-- begin DATA IN THIS EXERCISE --

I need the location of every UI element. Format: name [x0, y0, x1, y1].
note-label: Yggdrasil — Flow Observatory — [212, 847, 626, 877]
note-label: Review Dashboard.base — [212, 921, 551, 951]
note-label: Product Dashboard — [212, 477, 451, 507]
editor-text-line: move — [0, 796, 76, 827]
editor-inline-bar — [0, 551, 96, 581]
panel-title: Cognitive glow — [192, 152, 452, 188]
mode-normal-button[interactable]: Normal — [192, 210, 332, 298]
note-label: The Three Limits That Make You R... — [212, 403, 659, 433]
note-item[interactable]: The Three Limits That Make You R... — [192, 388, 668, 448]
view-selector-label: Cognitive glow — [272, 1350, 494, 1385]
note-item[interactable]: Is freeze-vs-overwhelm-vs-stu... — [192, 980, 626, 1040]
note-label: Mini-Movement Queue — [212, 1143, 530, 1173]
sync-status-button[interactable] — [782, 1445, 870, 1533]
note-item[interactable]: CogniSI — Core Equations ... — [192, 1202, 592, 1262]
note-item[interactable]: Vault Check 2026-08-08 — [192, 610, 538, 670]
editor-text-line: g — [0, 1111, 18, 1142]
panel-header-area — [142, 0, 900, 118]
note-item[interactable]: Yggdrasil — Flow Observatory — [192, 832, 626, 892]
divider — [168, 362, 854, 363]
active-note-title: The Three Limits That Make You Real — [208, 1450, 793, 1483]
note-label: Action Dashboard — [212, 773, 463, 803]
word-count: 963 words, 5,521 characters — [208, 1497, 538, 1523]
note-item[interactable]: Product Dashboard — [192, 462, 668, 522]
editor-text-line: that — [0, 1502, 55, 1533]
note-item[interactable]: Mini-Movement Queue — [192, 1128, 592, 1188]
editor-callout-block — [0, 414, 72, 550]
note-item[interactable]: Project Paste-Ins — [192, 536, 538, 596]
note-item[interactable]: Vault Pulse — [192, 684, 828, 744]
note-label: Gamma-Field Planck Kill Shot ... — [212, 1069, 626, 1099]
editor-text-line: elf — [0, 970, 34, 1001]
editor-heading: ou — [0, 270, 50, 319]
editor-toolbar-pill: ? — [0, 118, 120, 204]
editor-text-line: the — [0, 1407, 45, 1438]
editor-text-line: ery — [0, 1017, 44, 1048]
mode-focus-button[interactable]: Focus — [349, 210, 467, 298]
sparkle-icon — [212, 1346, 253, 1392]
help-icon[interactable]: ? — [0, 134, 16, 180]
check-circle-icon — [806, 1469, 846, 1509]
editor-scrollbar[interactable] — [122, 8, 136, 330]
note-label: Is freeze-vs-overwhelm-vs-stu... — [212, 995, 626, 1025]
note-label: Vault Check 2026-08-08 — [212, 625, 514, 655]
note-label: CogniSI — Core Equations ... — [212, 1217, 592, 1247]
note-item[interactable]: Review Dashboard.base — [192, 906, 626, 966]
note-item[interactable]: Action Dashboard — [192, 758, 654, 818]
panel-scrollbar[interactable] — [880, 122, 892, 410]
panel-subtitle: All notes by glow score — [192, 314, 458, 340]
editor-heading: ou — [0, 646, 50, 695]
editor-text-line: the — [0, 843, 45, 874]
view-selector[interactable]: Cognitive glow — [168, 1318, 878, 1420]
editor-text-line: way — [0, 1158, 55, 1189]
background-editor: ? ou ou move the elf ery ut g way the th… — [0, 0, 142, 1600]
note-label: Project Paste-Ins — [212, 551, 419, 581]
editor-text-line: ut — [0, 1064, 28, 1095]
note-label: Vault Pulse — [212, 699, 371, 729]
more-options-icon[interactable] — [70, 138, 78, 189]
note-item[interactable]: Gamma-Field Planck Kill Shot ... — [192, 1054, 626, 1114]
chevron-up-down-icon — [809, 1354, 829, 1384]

-- end DATA IN THIS EXERCISE --

WRITTEN PROBLEM:
Copy every line of the material above word for word, with each character and number unchanged.

OUTPUT OF THE EXERCISE:
I need the location of every UI element. Format: name [x0, y0, x1, y1].
note-label: Yggdrasil — Flow Observatory — [212, 847, 626, 877]
note-label: Review Dashboard.base — [212, 921, 551, 951]
note-label: Product Dashboard — [212, 477, 451, 507]
editor-text-line: move — [0, 796, 76, 827]
editor-inline-bar — [0, 551, 96, 581]
panel-title: Cognitive glow — [192, 152, 452, 188]
mode-normal-button[interactable]: Normal — [192, 210, 332, 298]
note-label: The Three Limits That Make You R... — [212, 403, 659, 433]
note-item[interactable]: The Three Limits That Make You R... — [192, 388, 668, 448]
view-selector-label: Cognitive glow — [272, 1350, 494, 1385]
note-item[interactable]: Is freeze-vs-overwhelm-vs-stu... — [192, 980, 626, 1040]
note-label: Mini-Movement Queue — [212, 1143, 530, 1173]
sync-status-button[interactable] — [782, 1445, 870, 1533]
note-item[interactable]: CogniSI — Core Equations ... — [192, 1202, 592, 1262]
note-item[interactable]: Vault Check 2026-08-08 — [192, 610, 538, 670]
editor-text-line: g — [0, 1111, 18, 1142]
panel-header-area — [142, 0, 900, 118]
note-item[interactable]: Yggdrasil — Flow Observatory — [192, 832, 626, 892]
divider — [168, 362, 854, 363]
active-note-title: The Three Limits That Make You Real — [208, 1450, 793, 1483]
note-label: Action Dashboard — [212, 773, 463, 803]
word-count: 963 words, 5,521 characters — [208, 1497, 538, 1523]
note-item[interactable]: Product Dashboard — [192, 462, 668, 522]
editor-text-line: that — [0, 1502, 55, 1533]
note-item[interactable]: Mini-Movement Queue — [192, 1128, 592, 1188]
editor-callout-block — [0, 414, 72, 550]
note-item[interactable]: Project Paste-Ins — [192, 536, 538, 596]
note-item[interactable]: Vault Pulse — [192, 684, 828, 744]
note-label: Gamma-Field Planck Kill Shot ... — [212, 1069, 626, 1099]
editor-text-line: elf — [0, 970, 34, 1001]
editor-heading: ou — [0, 270, 50, 319]
editor-toolbar-pill: ? — [0, 118, 120, 204]
editor-text-line: the — [0, 1407, 45, 1438]
editor-text-line: ery — [0, 1017, 44, 1048]
mode-focus-button[interactable]: Focus — [349, 210, 467, 298]
sparkle-icon — [212, 1346, 253, 1392]
help-icon[interactable]: ? — [0, 134, 16, 180]
check-circle-icon — [806, 1469, 846, 1509]
editor-scrollbar[interactable] — [122, 8, 136, 330]
note-label: Is freeze-vs-overwhelm-vs-stu... — [212, 995, 626, 1025]
note-label: Vault Check 2026-08-08 — [212, 625, 514, 655]
note-label: CogniSI — Core Equations ... — [212, 1217, 592, 1247]
note-item[interactable]: Review Dashboard.base — [192, 906, 626, 966]
note-item[interactable]: Action Dashboard — [192, 758, 654, 818]
panel-scrollbar[interactable] — [880, 122, 892, 410]
panel-subtitle: All notes by glow score — [192, 314, 458, 340]
editor-heading: ou — [0, 646, 50, 695]
editor-text-line: the — [0, 843, 45, 874]
view-selector[interactable]: Cognitive glow — [168, 1318, 878, 1420]
editor-text-line: way — [0, 1158, 55, 1189]
background-editor: ? ou ou move the elf ery ut g way the th… — [0, 0, 142, 1600]
note-label: Project Paste-Ins — [212, 551, 419, 581]
editor-text-line: ut — [0, 1064, 28, 1095]
note-label: Vault Pulse — [212, 699, 371, 729]
more-options-icon[interactable] — [70, 138, 78, 189]
note-item[interactable]: Gamma-Field Planck Kill Shot ... — [192, 1054, 626, 1114]
chevron-up-down-icon — [809, 1354, 829, 1384]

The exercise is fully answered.